All material below is to be reproduced exactly.

Dataset items:
--------------------------------------------------

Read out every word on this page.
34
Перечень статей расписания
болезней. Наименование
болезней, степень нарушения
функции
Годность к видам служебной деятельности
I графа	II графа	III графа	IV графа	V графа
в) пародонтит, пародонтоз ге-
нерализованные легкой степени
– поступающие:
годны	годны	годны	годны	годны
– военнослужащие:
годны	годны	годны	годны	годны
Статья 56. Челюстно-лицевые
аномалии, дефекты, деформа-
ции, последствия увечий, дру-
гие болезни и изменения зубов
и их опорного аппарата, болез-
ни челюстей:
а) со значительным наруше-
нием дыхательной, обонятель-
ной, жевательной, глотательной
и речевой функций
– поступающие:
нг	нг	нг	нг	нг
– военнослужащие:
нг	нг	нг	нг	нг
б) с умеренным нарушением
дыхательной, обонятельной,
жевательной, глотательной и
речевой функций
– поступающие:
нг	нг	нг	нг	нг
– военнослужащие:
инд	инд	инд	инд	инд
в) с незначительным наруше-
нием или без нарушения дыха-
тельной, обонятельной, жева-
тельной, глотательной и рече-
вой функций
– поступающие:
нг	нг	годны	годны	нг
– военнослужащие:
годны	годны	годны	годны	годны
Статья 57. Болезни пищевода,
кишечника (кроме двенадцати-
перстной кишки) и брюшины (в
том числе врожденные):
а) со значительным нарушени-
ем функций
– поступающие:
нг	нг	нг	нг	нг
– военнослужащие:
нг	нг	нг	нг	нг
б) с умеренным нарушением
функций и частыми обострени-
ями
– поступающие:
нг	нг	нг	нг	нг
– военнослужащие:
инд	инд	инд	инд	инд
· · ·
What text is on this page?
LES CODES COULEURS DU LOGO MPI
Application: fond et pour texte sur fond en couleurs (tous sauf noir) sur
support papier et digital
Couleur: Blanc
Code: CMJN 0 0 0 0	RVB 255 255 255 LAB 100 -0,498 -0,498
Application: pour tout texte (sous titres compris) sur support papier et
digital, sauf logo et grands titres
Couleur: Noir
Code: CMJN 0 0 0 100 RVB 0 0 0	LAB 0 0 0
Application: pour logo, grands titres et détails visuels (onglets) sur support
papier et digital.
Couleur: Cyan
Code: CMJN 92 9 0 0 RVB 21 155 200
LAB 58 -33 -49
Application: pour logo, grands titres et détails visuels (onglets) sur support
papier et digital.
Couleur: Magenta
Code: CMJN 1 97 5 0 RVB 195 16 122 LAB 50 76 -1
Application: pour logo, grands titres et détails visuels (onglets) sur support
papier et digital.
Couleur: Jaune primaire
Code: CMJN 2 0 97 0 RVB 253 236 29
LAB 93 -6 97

--------------------------------------------------

* **Task response**:
Read out every word on this page.
34
Перечень статей расписания
болезней. Наименование
болезней, степень нарушения
функции
Годность к видам служебной деятельности
I графа	II графа	III графа	IV графа	V графа
в) пародонтит, пародонтоз ге-
нерализованные легкой степени
– поступающие:
годны	годны	годны	годны	годны
– военнослужащие:
годны	годны	годны	годны	годны
Статья 56. Челюстно-лицевые
аномалии, дефекты, деформа-
ции, последствия увечий, дру-
гие болезни и изменения зубов
и их опорного аппарата, болез-
ни челюстей:
а) со значительным наруше-
нием дыхательной, обонятель-
ной, жевательной, глотательной
и речевой функций
– поступающие:
нг	нг	нг	нг	нг
– военнослужащие:
нг	нг	нг	нг	нг
б) с умеренным нарушением
дыхательной, обонятельной,
жевательной, глотательной и
речевой функций
– поступающие:
нг	нг	нг	нг	нг
– военнослужащие:
инд	инд	инд	инд	инд
в) с незначительным наруше-
нием или без нарушения дыха-
тельной, обонятельной, жева-
тельной, глотательной и рече-
вой функций
– поступающие:
нг	нг	годны	годны	нг
– военнослужащие:
годны	годны	годны	годны	годны
Статья 57. Болезни пищевода,
кишечника (кроме двенадцати-
перстной кишки) и брюшины (в
том числе врожденные):
а) со значительным нарушени-
ем функций
– поступающие:
нг	нг	нг	нг	нг
– военнослужащие:
нг	нг	нг	нг	нг
б) с умеренным нарушением
функций и частыми обострени-
ями
– поступающие:
нг	нг	нг	нг	нг
– военнослужащие:
инд	инд	инд	инд	инд
· · ·
What text is on this page?
LES CODES COULEURS DU LOGO MPI
Application: fond et pour texte sur fond en couleurs (tous sauf noir) sur
support papier et digital
Couleur: Blanc
Code: CMJN 0 0 0 0	RVB 255 255 255 LAB 100 -0,498 -0,498
Application: pour tout texte (sous titres compris) sur support papier et
digital, sauf logo et grands titres
Couleur: Noir
Code: CMJN 0 0 0 100 RVB 0 0 0	LAB 0 0 0
Application: pour logo, grands titres et détails visuels (onglets) sur support
papier et digital.
Couleur: Cyan
Code: CMJN 92 9 0 0 RVB 21 155 200
LAB 58 -33 -49
Application: pour logo, grands titres et détails visuels (onglets) sur support
papier et digital.
Couleur: Magenta
Code: CMJN 1 97 5 0 RVB 195 16 122 LAB 50 76 -1
Application: pour logo, grands titres et détails visuels (onglets) sur support
papier et digital.
Couleur: Jaune primaire
Code: CMJN 2 0 97 0 RVB 253 236 29
LAB 93 -6 97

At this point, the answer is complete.